Dataset records:
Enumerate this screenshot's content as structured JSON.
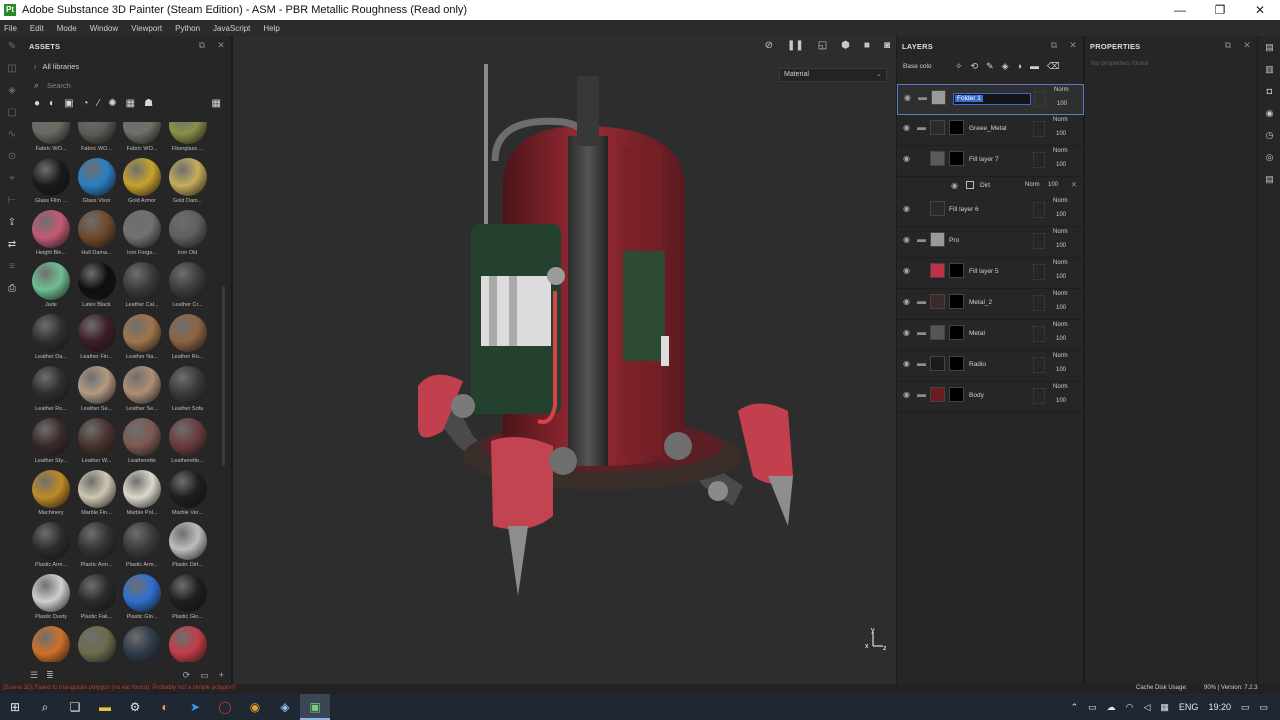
{
  "window": {
    "title": "Adobe Substance 3D Painter (Steam Edition) - ASM - PBR Metallic Roughness (Read only)",
    "app_icon": "Pt",
    "minimize": "—",
    "maximize": "❐",
    "close": "✕"
  },
  "menu": [
    "File",
    "Edit",
    "Mode",
    "Window",
    "Viewport",
    "Python",
    "JavaScript",
    "Help"
  ],
  "assets": {
    "title": "ASSETS",
    "library_label": "All libraries",
    "search_placeholder": "Search",
    "items": [
      {
        "label": "Fabric WO...",
        "color": "#6a6a62"
      },
      {
        "label": "Fabric WO...",
        "color": "#5c5c58"
      },
      {
        "label": "Fabric WO...",
        "color": "#707068"
      },
      {
        "label": "Fiberglass ...",
        "color": "#8c8f48"
      },
      {
        "label": "Glass Film ...",
        "color": "#1a1a1a"
      },
      {
        "label": "Glass Visor",
        "color": "#2a7fc0"
      },
      {
        "label": "Gold Armor",
        "color": "#c9a22c"
      },
      {
        "label": "Gold Dam...",
        "color": "#c6ad5a"
      },
      {
        "label": "Height Ble...",
        "color": "#c25a73"
      },
      {
        "label": "Hull Dama...",
        "color": "#6e4a2c"
      },
      {
        "label": "Iron Forge...",
        "color": "#707070"
      },
      {
        "label": "Iron Old",
        "color": "#5e5e5e"
      },
      {
        "label": "Jade",
        "color": "#6fbf93"
      },
      {
        "label": "Latex Black",
        "color": "#0f0f0f"
      },
      {
        "label": "Leather Cal...",
        "color": "#3a3a3a"
      },
      {
        "label": "Leather Cr...",
        "color": "#3c3c3c"
      },
      {
        "label": "Leather Da...",
        "color": "#2f2f2f"
      },
      {
        "label": "Leather Fin...",
        "color": "#3c1e26"
      },
      {
        "label": "Leather Na...",
        "color": "#a0754c"
      },
      {
        "label": "Leather Ro...",
        "color": "#8c6442"
      },
      {
        "label": "Leather Ro...",
        "color": "#2e2e2e"
      },
      {
        "label": "Leather Se...",
        "color": "#b39a82"
      },
      {
        "label": "Leather Se...",
        "color": "#ad8f75"
      },
      {
        "label": "Leather Sofa",
        "color": "#3a3a3a"
      },
      {
        "label": "Leather Sty...",
        "color": "#3a2a2a"
      },
      {
        "label": "Leather W...",
        "color": "#4a3430"
      },
      {
        "label": "Leatherette",
        "color": "#7d5a50"
      },
      {
        "label": "Leatherette...",
        "color": "#6a3c40"
      },
      {
        "label": "Machinery",
        "color": "#c08a26"
      },
      {
        "label": "Marble Fin...",
        "color": "#cfc6b2"
      },
      {
        "label": "Marble Pol...",
        "color": "#dcd8cc"
      },
      {
        "label": "Marble Ver...",
        "color": "#1e1e1e"
      },
      {
        "label": "Plastic Arm...",
        "color": "#2c2c2c"
      },
      {
        "label": "Plastic Arm...",
        "color": "#333333"
      },
      {
        "label": "Plastic Arm...",
        "color": "#3a3a3a"
      },
      {
        "label": "Plastic Dirt...",
        "color": "#bdbdbd"
      },
      {
        "label": "Plastic Dusty",
        "color": "#cfcfcf"
      },
      {
        "label": "Plastic Fak...",
        "color": "#2a2a2a"
      },
      {
        "label": "Plastic Glo...",
        "color": "#2f6fd0"
      },
      {
        "label": "Plastic Glo...",
        "color": "#1e1e1e"
      },
      {
        "label": "",
        "color": "#d0702a"
      },
      {
        "label": "",
        "color": "#6b6b4c"
      },
      {
        "label": "",
        "color": "#2e3a4c"
      },
      {
        "label": "",
        "color": "#c23c48"
      }
    ]
  },
  "viewport": {
    "material_mode": "Material"
  },
  "layers": {
    "title": "LAYERS",
    "channel": "Base colo",
    "items": [
      {
        "name": "Folder 1",
        "blend": "Norm",
        "opacity": "100",
        "selected": true,
        "folder": true,
        "thumb": "#9a9a9a",
        "mask": ""
      },
      {
        "name": "Greee_Metal",
        "blend": "Norm",
        "opacity": "100",
        "folder": true,
        "thumb": "#2b2b2b",
        "mask": "#000000"
      },
      {
        "name": "Fill layer 7",
        "blend": "Norm",
        "opacity": "100",
        "folder": false,
        "thumb": "#5a5a5a",
        "mask": "#000000"
      },
      {
        "name": "Fill layer 6",
        "blend": "Norm",
        "opacity": "100",
        "folder": false,
        "thumb": "#2a2a2a",
        "mask": ""
      },
      {
        "name": "Pro",
        "blend": "Norm",
        "opacity": "100",
        "folder": true,
        "thumb": "#9a9a9a",
        "mask": ""
      },
      {
        "name": "Fill layer 5",
        "blend": "Norm",
        "opacity": "100",
        "folder": false,
        "thumb": "#c23048",
        "mask": "#000000"
      },
      {
        "name": "Metal_2",
        "blend": "Norm",
        "opacity": "100",
        "folder": true,
        "thumb": "#3a2a2a",
        "mask": "#000000"
      },
      {
        "name": "Metal",
        "blend": "Norm",
        "opacity": "100",
        "folder": true,
        "thumb": "#555555",
        "mask": "#000000"
      },
      {
        "name": "Radio",
        "blend": "Norm",
        "opacity": "100",
        "folder": true,
        "thumb": "#1a1a1a",
        "mask": "#000000"
      },
      {
        "name": "Body",
        "blend": "Norm",
        "opacity": "100",
        "folder": true,
        "thumb": "#6a1c22",
        "mask": "#000000"
      }
    ],
    "sublayer": {
      "name": "Dirt",
      "blend": "Norm",
      "opacity": "100"
    }
  },
  "properties": {
    "title": "PROPERTIES",
    "empty_text": "No properties found"
  },
  "status": {
    "error": "[Scene 3D] Failed to triangulate polygon (no ear found). Probably not a simple polygon?",
    "cache": "Cache Disk Usage:",
    "version": "90% | Version: 7.2.3"
  },
  "taskbar": {
    "lang": "ENG",
    "time": "19:20"
  }
}
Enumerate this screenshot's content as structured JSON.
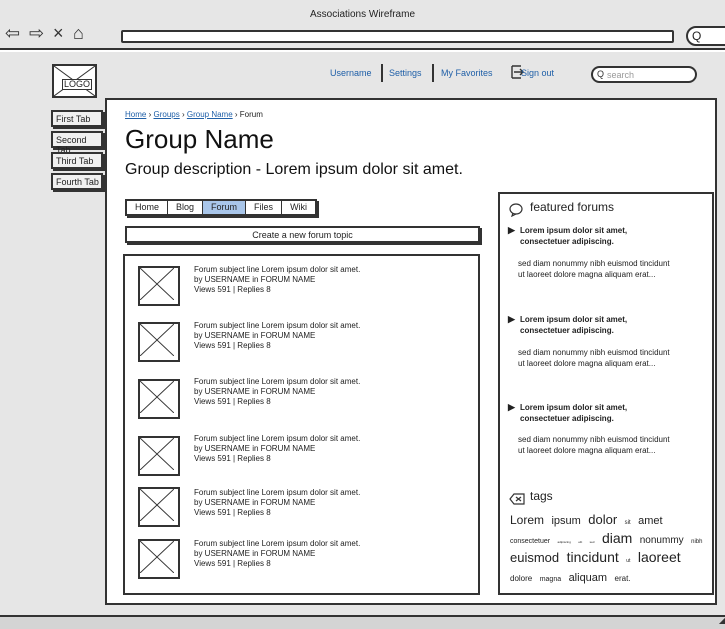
{
  "window": {
    "title": "Associations Wireframe"
  },
  "browser": {
    "back": "⇦",
    "forward": "⇨",
    "close": "×",
    "home": "⌂",
    "search_glyph": "Q"
  },
  "logo": {
    "label": "LOGO"
  },
  "side_tabs": [
    "First Tab",
    "Second Tab",
    "Third Tab",
    "Fourth Tab"
  ],
  "top_links": {
    "username": "Username",
    "settings": "Settings",
    "favorites": "My Favorites",
    "signout": "Sign out",
    "search_placeholder": "search"
  },
  "breadcrumb": {
    "home": "Home",
    "sep1": "›",
    "groups": "Groups",
    "sep2": "›",
    "group_name": "Group Name",
    "sep3": "›",
    "current": "Forum"
  },
  "page": {
    "title": "Group Name",
    "description": "Group description - Lorem ipsum dolor sit amet."
  },
  "group_tabs": [
    {
      "label": "Home",
      "active": false
    },
    {
      "label": "Blog",
      "active": false
    },
    {
      "label": "Forum",
      "active": true
    },
    {
      "label": "Files",
      "active": false
    },
    {
      "label": "Wiki",
      "active": false
    }
  ],
  "create_topic_label": "Create a new forum topic",
  "topics": [
    {
      "subject": "Forum subject line Lorem ipsum dolor sit amet.",
      "by": "by USERNAME in FORUM NAME",
      "stats": "Views 591 | Replies 8"
    },
    {
      "subject": "Forum subject line Lorem ipsum dolor sit amet.",
      "by": "by USERNAME in FORUM NAME",
      "stats": "Views 591 | Replies 8"
    },
    {
      "subject": "Forum subject line Lorem ipsum dolor sit amet.",
      "by": "by USERNAME in FORUM NAME",
      "stats": "Views 591 | Replies 8"
    },
    {
      "subject": "Forum subject line Lorem ipsum dolor sit amet.",
      "by": "by USERNAME in FORUM NAME",
      "stats": "Views 591 | Replies 8"
    },
    {
      "subject": "Forum subject line Lorem ipsum dolor sit amet.",
      "by": "by USERNAME in FORUM NAME",
      "stats": "Views 591 | Replies 8"
    },
    {
      "subject": "Forum subject line Lorem ipsum dolor sit amet.",
      "by": "by USERNAME in FORUM NAME",
      "stats": "Views 591 | Replies 8"
    }
  ],
  "featured": {
    "heading": "featured forums",
    "items": [
      {
        "title": "Lorem ipsum dolor sit amet, consectetuer adipiscing.",
        "body": "sed diam nonummy nibh euismod tincidunt ut laoreet dolore magna aliquam erat..."
      },
      {
        "title": "Lorem ipsum dolor sit amet, consectetuer adipiscing.",
        "body": "sed diam nonummy nibh euismod tincidunt ut laoreet dolore magna aliquam erat..."
      },
      {
        "title": "Lorem ipsum dolor sit amet, consectetuer adipiscing.",
        "body": "sed diam nonummy nibh euismod tincidunt ut laoreet dolore magna aliquam erat..."
      }
    ]
  },
  "tags": {
    "heading": "tags",
    "words": [
      {
        "text": "Lorem",
        "size": 12
      },
      {
        "text": "ipsum",
        "size": 11
      },
      {
        "text": "dolor",
        "size": 13
      },
      {
        "text": "sit",
        "size": 6
      },
      {
        "text": "amet",
        "size": 11
      },
      {
        "text": "consectetuer",
        "size": 7
      },
      {
        "text": "adipiscing",
        "size": 3
      },
      {
        "text": "elit",
        "size": 3
      },
      {
        "text": "sed",
        "size": 3
      },
      {
        "text": "diam",
        "size": 14
      },
      {
        "text": "nonummy",
        "size": 10
      },
      {
        "text": "nibh",
        "size": 6
      },
      {
        "text": "euismod",
        "size": 13
      },
      {
        "text": "tincidunt",
        "size": 14
      },
      {
        "text": "ut",
        "size": 5
      },
      {
        "text": "laoreet",
        "size": 14
      },
      {
        "text": "dolore",
        "size": 8
      },
      {
        "text": "magna",
        "size": 7
      },
      {
        "text": "aliquam",
        "size": 11
      },
      {
        "text": "erat.",
        "size": 8
      }
    ]
  },
  "colors": {
    "link": "#2060a8",
    "active_tab": "#a9c6ea",
    "chrome": "#e6e6e6"
  }
}
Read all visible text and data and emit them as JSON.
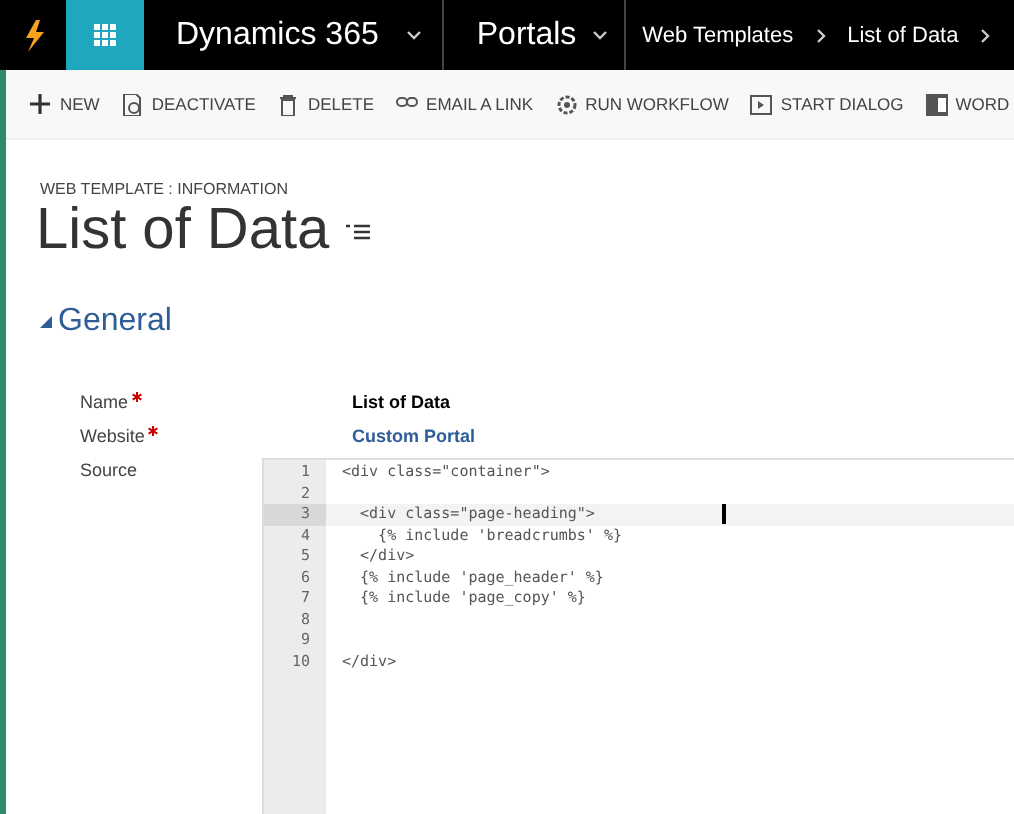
{
  "nav": {
    "product": "Dynamics 365",
    "area": "Portals",
    "breadcrumbs": [
      "Web Templates",
      "List of Data"
    ]
  },
  "toolbar": [
    {
      "kind": "new",
      "label": "NEW"
    },
    {
      "kind": "deactivate",
      "label": "DEACTIVATE"
    },
    {
      "kind": "delete",
      "label": "DELETE"
    },
    {
      "kind": "link",
      "label": "EMAIL A LINK"
    },
    {
      "kind": "workflow",
      "label": "RUN WORKFLOW"
    },
    {
      "kind": "dialog",
      "label": "START DIALOG"
    },
    {
      "kind": "word",
      "label": "WORD"
    }
  ],
  "record": {
    "entity": "WEB TEMPLATE : INFORMATION",
    "title": "List of Data"
  },
  "section": {
    "title": "General",
    "expanded": true
  },
  "fields": [
    {
      "label": "Name",
      "required": true,
      "value": "List of Data",
      "link": false
    },
    {
      "label": "Website",
      "required": true,
      "value": "Custom Portal",
      "link": true
    }
  ],
  "source": {
    "label": "Source",
    "lines": [
      {
        "number": "1",
        "text": "<div class=\"container\">",
        "active": false
      },
      {
        "number": "2",
        "active": false
      },
      {
        "number": "3",
        "text": "  <div class=\"page-heading\">",
        "active": true
      },
      {
        "number": "4",
        "text": "    {% include 'breadcrumbs' %}",
        "active": false
      },
      {
        "number": "5",
        "text": "  </div>",
        "active": false
      },
      {
        "number": "6",
        "text": "  {% include 'page_header' %}",
        "active": false
      },
      {
        "number": "7",
        "text": "  {% include 'page_copy' %}",
        "active": false
      },
      {
        "number": "8",
        "active": false
      },
      {
        "number": "9",
        "active": false
      },
      {
        "number": "10",
        "text": "</div>",
        "active": false
      }
    ]
  }
}
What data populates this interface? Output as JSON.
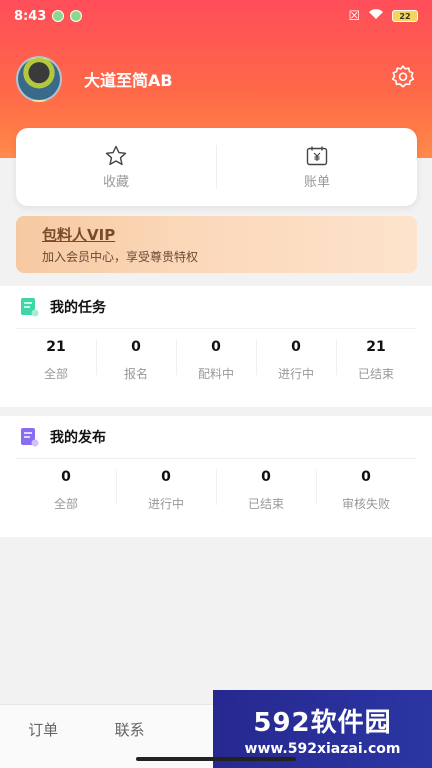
{
  "status_bar": {
    "time": "8:43",
    "battery": "22"
  },
  "profile": {
    "username": "大道至简AB"
  },
  "quick": {
    "items": [
      {
        "label": "收藏",
        "icon": "star-icon"
      },
      {
        "label": "账单",
        "icon": "bill-icon"
      }
    ]
  },
  "vip": {
    "title": "包料人VIP",
    "subtitle": "加入会员中心，享受尊贵特权"
  },
  "tasks": {
    "title": "我的任务",
    "stats": [
      {
        "value": "21",
        "label": "全部"
      },
      {
        "value": "0",
        "label": "报名"
      },
      {
        "value": "0",
        "label": "配料中"
      },
      {
        "value": "0",
        "label": "进行中"
      },
      {
        "value": "21",
        "label": "已结束"
      }
    ]
  },
  "publish": {
    "title": "我的发布",
    "stats": [
      {
        "value": "0",
        "label": "全部"
      },
      {
        "value": "0",
        "label": "进行中"
      },
      {
        "value": "0",
        "label": "已结束"
      },
      {
        "value": "0",
        "label": "审核失败"
      }
    ]
  },
  "nav": {
    "items": [
      "订单",
      "联系"
    ]
  },
  "watermark": {
    "brand": "592软件园",
    "url": "www.592xiazai.com"
  },
  "colors": {
    "accent": "#ff5a4f",
    "vip_text": "#7a4b2b"
  }
}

# Aim:
All lines that include "found" are to be gathered and copied.

# Written reply:
    "empty_text": "No properties found"
    "error": "[Scene 3D] Failed to triangulate polygon (no ear found). Probably not a simple polygon?",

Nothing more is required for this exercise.